SET TASK:
Extract all lines in the data that contain the word "Reflectivity".

Figure content listings:
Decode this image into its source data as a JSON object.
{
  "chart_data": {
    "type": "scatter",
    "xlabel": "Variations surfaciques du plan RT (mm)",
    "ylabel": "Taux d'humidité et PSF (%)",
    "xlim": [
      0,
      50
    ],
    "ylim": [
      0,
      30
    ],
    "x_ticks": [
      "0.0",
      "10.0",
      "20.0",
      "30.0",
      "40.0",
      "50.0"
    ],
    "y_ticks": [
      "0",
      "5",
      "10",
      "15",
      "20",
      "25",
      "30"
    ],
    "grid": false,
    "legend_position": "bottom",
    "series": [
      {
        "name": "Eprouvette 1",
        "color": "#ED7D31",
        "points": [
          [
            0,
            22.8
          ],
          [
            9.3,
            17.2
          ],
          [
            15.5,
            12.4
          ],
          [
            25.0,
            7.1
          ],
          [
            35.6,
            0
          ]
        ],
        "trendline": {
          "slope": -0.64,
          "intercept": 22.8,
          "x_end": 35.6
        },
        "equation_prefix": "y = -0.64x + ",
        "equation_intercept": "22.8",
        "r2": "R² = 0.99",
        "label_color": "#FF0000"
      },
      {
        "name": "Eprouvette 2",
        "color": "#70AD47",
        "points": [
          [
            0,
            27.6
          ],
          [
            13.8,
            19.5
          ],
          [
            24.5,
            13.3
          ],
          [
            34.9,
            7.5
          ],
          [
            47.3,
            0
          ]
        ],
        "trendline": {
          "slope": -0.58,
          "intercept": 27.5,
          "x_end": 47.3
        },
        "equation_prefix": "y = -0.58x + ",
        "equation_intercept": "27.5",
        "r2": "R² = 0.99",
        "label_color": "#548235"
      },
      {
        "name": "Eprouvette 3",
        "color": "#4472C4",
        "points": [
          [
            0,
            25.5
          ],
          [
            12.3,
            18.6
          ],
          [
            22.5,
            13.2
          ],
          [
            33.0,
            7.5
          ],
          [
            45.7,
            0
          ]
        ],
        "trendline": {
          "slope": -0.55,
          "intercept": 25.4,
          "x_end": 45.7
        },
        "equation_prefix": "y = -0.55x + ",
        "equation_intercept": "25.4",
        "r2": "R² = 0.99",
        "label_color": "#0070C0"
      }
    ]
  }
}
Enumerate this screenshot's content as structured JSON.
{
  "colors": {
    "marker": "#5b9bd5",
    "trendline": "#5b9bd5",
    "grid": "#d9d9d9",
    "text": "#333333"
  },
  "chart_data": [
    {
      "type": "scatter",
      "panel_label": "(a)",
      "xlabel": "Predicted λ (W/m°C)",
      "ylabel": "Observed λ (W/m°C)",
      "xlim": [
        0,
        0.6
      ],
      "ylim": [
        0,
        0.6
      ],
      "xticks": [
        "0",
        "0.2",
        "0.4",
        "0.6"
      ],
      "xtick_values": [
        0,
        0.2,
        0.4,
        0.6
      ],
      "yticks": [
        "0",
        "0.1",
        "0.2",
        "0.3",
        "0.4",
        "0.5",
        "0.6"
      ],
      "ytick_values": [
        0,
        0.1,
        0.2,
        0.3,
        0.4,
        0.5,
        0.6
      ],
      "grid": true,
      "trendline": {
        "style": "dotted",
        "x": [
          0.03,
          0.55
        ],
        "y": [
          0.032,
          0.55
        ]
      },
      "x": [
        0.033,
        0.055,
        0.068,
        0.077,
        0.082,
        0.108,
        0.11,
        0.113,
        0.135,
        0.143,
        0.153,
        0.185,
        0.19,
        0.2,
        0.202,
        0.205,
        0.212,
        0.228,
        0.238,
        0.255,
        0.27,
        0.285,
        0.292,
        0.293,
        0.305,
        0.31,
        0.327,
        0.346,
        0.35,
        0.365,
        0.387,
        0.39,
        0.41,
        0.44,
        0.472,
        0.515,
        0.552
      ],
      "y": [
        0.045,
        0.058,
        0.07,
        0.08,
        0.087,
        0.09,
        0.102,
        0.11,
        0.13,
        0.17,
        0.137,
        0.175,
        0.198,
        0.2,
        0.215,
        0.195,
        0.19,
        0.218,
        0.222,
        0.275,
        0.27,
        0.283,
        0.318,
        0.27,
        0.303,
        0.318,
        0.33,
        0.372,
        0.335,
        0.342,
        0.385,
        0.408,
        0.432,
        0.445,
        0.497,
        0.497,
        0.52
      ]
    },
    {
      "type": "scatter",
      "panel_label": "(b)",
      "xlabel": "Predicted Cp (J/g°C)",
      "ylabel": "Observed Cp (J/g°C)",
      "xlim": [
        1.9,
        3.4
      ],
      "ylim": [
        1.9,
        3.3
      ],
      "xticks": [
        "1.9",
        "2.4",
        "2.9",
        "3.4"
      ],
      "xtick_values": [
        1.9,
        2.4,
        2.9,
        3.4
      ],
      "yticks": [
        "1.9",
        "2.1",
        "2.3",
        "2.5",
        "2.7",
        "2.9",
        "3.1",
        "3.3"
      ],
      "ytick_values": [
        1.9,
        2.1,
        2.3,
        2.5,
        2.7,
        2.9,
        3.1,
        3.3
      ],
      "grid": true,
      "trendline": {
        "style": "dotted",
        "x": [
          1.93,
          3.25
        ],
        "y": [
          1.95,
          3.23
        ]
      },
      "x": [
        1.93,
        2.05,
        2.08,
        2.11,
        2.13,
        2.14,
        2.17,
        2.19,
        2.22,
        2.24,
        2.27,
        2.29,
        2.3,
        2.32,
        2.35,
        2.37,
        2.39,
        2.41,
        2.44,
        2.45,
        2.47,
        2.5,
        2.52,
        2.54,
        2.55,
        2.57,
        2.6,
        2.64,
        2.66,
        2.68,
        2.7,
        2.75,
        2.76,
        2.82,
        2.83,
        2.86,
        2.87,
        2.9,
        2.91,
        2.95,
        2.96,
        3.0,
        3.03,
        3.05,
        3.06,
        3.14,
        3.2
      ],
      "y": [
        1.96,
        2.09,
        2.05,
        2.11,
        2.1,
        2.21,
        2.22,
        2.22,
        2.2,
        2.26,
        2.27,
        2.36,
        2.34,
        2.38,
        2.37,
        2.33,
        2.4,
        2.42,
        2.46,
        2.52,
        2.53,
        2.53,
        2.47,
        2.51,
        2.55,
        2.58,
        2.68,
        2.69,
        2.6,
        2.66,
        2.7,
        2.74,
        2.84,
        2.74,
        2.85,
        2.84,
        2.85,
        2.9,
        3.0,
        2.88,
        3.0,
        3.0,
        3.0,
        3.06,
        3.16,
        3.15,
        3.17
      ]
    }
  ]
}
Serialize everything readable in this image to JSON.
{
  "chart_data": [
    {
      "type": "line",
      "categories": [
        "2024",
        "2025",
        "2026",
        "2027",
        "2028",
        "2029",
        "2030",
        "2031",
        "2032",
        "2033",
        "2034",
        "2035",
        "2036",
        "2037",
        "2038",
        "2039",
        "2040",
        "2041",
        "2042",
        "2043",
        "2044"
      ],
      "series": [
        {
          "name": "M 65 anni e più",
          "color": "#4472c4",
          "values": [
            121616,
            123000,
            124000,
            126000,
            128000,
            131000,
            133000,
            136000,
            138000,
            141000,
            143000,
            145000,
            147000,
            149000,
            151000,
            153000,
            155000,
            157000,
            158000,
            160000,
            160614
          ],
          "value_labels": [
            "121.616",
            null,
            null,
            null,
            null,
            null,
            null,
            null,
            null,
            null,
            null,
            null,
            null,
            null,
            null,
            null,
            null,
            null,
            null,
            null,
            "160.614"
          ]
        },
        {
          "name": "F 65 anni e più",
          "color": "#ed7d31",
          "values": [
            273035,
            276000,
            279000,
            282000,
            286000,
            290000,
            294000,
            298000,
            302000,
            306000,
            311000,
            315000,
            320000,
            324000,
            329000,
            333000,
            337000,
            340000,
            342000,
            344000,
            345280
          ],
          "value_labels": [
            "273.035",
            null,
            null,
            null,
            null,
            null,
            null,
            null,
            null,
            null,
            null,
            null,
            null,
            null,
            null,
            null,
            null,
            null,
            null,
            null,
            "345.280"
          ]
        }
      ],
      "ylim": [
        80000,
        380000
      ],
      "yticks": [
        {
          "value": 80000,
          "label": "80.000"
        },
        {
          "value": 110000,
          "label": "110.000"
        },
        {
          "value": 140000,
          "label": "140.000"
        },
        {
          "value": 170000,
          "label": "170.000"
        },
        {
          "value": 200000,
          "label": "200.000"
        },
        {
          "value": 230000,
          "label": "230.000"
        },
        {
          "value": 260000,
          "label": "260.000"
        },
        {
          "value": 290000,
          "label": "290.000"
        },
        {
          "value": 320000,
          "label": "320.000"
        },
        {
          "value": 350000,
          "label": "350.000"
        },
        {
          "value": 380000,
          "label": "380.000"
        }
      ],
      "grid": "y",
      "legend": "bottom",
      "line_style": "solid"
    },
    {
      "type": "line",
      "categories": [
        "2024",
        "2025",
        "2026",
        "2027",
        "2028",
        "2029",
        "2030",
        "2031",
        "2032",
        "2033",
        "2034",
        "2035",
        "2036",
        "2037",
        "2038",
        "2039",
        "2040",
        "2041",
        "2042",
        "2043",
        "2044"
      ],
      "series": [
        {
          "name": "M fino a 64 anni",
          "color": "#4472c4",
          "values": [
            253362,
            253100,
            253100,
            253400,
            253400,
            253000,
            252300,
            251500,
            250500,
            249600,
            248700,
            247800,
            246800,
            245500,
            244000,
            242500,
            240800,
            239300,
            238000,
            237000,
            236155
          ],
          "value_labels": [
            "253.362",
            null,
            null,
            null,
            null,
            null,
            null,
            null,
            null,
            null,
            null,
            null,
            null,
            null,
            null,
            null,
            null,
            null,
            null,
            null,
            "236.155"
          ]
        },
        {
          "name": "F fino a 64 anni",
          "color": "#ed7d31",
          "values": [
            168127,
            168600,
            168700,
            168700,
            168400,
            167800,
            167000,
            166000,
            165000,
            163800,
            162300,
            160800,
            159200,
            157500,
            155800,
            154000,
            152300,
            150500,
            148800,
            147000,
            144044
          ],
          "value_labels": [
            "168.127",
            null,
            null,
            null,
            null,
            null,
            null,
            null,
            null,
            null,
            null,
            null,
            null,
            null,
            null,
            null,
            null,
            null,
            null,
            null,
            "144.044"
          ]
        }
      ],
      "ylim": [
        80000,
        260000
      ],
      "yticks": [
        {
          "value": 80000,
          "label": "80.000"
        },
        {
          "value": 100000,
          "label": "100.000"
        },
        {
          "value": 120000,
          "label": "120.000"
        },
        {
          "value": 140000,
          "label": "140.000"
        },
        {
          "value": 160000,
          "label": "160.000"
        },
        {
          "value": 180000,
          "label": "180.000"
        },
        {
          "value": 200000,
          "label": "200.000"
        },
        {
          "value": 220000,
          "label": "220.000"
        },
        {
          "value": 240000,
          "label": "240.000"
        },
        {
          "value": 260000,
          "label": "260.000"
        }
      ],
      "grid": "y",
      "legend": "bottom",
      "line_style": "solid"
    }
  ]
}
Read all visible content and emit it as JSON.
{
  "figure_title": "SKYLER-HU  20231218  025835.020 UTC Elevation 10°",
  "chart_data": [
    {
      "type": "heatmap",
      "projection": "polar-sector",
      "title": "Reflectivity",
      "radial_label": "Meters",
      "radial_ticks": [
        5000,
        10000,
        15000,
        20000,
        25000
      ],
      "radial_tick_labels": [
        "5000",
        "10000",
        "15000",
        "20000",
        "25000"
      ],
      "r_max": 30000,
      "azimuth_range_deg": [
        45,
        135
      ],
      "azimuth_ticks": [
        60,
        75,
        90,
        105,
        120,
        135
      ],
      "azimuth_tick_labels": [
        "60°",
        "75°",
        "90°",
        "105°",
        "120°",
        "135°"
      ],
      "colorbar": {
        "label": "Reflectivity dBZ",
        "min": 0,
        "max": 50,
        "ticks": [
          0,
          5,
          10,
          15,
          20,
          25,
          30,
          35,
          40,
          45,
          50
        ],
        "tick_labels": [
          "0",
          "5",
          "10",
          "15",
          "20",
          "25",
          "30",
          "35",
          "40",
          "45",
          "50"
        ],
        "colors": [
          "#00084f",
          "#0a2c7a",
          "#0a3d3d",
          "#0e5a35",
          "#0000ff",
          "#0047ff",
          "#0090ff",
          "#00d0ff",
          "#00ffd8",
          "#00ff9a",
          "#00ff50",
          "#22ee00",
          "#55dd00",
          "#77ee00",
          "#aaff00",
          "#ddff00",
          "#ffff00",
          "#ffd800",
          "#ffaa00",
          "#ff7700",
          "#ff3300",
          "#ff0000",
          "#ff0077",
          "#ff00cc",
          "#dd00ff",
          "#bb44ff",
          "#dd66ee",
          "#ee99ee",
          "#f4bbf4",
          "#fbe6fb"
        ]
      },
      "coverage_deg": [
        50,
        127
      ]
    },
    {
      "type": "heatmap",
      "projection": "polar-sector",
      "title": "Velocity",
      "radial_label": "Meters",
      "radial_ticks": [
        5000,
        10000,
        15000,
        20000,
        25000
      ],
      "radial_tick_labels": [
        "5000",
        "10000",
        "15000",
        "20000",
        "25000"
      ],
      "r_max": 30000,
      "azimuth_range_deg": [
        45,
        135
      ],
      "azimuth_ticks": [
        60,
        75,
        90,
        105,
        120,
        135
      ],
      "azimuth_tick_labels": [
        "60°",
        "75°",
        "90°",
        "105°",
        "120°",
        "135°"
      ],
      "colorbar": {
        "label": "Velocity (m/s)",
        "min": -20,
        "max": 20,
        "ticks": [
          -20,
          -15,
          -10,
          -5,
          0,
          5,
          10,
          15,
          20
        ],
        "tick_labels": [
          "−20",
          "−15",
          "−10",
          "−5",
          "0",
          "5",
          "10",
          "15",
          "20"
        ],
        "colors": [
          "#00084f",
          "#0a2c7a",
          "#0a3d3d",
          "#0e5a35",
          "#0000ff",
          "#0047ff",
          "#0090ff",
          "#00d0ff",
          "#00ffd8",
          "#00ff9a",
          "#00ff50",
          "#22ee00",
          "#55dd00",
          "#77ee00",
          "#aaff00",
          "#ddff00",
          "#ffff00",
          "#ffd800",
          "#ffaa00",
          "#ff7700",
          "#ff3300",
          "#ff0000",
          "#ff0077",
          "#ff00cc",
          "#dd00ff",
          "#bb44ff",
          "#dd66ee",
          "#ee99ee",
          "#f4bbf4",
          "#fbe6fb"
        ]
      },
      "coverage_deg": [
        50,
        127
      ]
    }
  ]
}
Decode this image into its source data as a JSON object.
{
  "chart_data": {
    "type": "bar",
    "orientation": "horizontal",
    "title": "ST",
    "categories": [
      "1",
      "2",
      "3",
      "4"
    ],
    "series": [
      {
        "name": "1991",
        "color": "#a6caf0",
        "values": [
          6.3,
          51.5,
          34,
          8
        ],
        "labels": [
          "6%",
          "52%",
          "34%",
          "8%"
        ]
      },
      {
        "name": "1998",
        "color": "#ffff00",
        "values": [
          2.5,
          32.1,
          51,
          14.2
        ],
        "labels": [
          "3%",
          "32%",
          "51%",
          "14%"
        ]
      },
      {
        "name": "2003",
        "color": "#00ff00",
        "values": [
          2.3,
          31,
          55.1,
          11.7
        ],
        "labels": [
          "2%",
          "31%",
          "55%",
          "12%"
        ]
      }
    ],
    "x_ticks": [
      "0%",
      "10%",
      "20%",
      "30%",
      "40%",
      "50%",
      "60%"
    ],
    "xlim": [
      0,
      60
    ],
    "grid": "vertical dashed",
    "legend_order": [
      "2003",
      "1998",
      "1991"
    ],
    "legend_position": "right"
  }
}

COMPLETE RESPONSE:
      "title": "Reflectivity",
        "label": "Reflectivity dBZ",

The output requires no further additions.